* Requirement *
Copy each line that holds "Gelenkwinkelextremwerte".

* Recorded data *
..............................
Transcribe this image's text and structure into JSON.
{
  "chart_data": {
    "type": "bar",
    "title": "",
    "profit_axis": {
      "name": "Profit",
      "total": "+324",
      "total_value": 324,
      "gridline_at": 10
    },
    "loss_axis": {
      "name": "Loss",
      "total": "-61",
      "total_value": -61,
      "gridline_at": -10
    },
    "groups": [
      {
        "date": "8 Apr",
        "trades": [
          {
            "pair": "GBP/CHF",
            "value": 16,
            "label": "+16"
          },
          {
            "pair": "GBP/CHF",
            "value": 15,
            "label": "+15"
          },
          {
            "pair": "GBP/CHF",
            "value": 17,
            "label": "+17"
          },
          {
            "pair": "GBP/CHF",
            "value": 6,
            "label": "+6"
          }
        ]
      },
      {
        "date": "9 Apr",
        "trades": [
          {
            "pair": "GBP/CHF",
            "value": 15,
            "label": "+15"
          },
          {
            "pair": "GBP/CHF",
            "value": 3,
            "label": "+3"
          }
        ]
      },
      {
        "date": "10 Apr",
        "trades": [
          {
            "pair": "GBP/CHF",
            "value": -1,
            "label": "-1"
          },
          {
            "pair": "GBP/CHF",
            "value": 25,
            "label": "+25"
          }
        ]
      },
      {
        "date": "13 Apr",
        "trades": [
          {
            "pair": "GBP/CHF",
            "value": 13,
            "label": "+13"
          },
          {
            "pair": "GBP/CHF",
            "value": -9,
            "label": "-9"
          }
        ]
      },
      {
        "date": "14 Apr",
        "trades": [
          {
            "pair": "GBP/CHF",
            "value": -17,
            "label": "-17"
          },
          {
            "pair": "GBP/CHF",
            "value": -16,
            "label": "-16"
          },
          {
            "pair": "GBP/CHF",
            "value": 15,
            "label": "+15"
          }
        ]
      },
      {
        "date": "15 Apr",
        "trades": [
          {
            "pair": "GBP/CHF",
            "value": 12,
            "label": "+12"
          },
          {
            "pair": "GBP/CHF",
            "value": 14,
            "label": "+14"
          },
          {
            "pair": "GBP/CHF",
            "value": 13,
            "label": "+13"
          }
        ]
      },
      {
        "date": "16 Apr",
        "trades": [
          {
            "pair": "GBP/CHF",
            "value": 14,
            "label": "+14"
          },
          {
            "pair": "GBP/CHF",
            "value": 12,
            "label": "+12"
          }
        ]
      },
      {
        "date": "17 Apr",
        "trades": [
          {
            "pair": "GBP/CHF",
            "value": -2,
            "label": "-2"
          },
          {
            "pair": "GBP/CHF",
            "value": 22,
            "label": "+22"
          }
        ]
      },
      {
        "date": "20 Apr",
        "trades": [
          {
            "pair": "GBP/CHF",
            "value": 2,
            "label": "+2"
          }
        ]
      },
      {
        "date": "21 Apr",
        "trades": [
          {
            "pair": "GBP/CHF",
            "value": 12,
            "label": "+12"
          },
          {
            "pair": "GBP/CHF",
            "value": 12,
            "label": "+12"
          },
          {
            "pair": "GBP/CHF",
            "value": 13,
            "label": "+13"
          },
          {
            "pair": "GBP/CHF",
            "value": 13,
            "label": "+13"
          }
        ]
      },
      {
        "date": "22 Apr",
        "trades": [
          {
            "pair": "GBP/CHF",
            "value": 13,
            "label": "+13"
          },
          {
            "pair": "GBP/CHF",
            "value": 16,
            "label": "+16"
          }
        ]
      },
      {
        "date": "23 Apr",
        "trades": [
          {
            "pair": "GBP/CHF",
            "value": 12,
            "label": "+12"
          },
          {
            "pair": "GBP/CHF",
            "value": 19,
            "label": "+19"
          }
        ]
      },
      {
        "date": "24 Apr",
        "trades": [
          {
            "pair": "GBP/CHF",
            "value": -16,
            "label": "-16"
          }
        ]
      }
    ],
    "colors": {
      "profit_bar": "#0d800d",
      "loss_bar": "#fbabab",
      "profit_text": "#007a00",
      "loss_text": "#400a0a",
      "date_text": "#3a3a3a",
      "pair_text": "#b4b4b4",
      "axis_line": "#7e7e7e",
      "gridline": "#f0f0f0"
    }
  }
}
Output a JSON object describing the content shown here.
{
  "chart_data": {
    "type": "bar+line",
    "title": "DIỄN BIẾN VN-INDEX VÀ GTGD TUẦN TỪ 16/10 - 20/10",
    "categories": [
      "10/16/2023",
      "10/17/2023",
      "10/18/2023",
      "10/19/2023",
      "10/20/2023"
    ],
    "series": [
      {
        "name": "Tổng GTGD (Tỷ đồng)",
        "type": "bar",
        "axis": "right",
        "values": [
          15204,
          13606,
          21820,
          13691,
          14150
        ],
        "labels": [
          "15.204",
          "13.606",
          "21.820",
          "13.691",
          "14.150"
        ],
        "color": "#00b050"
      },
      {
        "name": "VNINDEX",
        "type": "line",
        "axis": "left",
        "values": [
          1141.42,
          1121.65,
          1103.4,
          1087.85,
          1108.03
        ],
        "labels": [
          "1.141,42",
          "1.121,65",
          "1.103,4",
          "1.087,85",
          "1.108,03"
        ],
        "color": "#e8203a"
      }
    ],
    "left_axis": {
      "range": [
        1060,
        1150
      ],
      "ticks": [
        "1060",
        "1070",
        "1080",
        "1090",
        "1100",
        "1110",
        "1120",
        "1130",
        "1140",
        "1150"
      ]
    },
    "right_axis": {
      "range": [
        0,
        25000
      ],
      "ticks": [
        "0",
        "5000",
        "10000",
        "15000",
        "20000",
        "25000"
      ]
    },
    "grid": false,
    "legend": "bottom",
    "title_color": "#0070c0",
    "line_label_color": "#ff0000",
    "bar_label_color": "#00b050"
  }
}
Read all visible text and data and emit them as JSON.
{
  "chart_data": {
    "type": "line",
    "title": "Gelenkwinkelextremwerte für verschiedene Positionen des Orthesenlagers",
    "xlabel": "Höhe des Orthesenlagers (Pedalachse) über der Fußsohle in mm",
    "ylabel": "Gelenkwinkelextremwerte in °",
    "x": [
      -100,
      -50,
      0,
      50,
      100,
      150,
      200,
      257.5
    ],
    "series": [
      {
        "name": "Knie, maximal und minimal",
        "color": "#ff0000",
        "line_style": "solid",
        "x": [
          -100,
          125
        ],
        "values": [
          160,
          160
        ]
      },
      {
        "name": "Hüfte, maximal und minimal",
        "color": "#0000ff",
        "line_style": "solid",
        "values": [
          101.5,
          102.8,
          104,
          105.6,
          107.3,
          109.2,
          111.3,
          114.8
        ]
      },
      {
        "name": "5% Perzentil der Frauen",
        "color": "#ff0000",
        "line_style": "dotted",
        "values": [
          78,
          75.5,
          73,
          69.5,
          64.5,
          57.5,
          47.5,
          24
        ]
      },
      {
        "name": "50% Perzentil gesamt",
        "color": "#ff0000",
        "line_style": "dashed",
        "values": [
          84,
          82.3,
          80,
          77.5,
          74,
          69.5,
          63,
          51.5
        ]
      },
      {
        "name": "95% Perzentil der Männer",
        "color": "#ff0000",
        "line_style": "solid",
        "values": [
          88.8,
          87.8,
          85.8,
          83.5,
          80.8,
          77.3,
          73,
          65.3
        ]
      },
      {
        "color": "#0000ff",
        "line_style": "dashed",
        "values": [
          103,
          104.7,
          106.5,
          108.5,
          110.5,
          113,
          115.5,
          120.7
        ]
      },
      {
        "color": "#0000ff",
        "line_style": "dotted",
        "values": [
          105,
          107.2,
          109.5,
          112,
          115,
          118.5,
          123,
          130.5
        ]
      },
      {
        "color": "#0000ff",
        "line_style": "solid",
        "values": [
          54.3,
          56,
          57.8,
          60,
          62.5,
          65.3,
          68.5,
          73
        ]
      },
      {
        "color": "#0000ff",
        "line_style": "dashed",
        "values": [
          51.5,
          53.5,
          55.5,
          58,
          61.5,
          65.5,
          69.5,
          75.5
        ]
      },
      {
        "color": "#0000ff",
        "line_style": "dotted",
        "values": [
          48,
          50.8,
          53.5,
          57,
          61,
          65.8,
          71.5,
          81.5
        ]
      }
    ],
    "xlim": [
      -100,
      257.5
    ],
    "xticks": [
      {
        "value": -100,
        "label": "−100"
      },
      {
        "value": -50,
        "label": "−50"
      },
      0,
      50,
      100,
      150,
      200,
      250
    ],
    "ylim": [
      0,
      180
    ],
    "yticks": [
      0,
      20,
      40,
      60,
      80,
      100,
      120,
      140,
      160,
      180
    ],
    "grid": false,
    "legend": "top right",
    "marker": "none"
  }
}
..............................
* Output for this exercise *
    "title": "Gelenkwinkelextremwerte für verschiedene Positionen des Orthesenlagers",
    "ylabel": "Gelenkwinkelextremwerte in °",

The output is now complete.